→ **TASK REQUIREMENTS**: From the entries below, copy every line holding the word "你在哪里".

***** RECORD SET

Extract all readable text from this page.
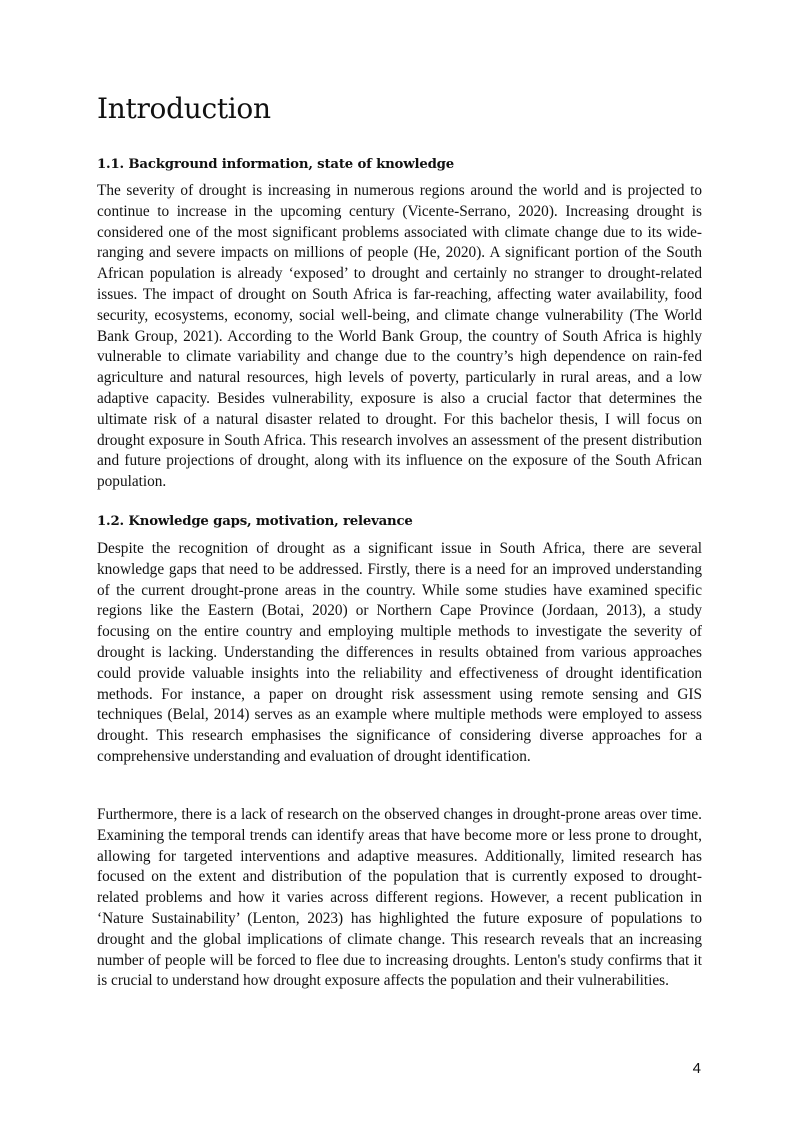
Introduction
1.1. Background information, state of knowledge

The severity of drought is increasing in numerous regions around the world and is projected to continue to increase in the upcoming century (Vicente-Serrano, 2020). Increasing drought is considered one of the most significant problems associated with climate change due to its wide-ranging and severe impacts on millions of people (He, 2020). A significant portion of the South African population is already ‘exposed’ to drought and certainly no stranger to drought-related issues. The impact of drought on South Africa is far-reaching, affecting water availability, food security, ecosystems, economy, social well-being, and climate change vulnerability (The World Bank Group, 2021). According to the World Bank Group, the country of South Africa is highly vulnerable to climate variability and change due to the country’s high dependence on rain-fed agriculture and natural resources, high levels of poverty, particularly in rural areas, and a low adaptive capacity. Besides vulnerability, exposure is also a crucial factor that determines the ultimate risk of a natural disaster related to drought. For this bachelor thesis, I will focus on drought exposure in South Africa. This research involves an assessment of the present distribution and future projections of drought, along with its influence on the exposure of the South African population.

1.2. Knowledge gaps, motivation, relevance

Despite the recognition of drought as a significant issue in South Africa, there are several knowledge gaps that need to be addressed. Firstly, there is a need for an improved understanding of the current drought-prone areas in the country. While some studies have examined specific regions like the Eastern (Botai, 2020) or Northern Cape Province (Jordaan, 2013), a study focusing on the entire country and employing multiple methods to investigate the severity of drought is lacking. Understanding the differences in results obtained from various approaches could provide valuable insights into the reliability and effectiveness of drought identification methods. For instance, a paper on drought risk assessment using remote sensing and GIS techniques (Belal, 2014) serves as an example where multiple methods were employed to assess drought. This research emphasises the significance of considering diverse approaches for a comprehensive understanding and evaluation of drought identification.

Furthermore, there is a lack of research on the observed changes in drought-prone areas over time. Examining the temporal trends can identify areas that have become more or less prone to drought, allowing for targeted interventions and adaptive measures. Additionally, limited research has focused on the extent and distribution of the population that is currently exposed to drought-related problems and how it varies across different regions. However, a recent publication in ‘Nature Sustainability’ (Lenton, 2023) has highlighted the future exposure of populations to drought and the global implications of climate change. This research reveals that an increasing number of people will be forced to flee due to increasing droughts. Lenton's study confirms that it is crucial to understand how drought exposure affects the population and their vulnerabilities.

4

**********
***** RECORD SET

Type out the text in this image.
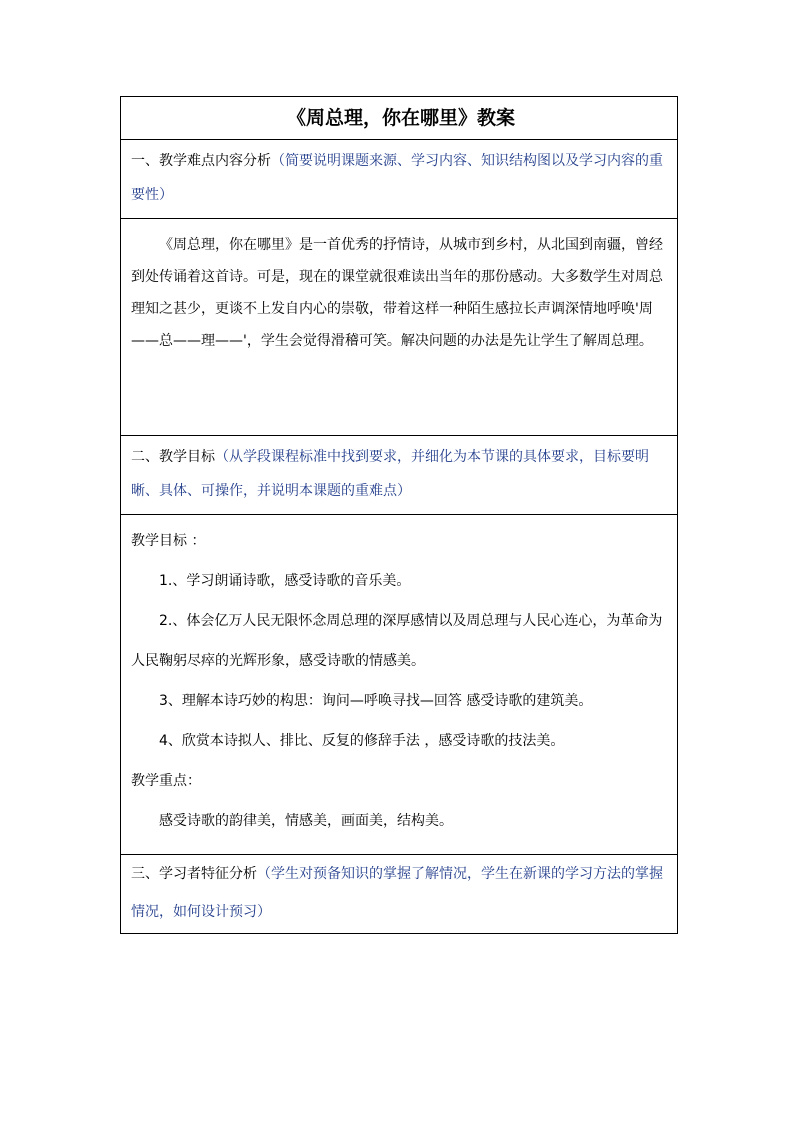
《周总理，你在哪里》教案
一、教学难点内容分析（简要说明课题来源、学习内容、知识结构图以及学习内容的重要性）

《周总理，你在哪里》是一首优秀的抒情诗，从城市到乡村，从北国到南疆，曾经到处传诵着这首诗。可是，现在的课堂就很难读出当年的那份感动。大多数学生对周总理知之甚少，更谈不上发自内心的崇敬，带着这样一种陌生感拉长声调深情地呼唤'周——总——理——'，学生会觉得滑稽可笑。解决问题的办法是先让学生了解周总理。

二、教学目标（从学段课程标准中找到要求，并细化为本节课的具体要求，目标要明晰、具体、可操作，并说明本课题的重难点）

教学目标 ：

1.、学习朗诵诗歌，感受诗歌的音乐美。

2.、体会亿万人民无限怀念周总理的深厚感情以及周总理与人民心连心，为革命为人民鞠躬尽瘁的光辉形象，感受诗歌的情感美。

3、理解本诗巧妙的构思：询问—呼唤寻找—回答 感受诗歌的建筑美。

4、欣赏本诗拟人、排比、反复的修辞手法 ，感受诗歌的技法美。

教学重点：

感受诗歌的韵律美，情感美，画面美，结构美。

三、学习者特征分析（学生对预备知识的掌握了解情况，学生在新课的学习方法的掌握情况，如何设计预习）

**********

→ **RESULT OF THE TASK**:
《周总理，你在哪里》教案
《周总理，你在哪里》是一首优秀的抒情诗，从城市到乡村，从北国到南疆，曾经到处传诵着这首诗。可是，现在的课堂就很难读出当年的那份感动。大多数学生对周总理知之甚少，更谈不上发自内心的崇敬，带着这样一种陌生感拉长声调深情地呼唤'周——总——理——'，学生会觉得滑稽可笑。解决问题的办法是先让学生了解周总理。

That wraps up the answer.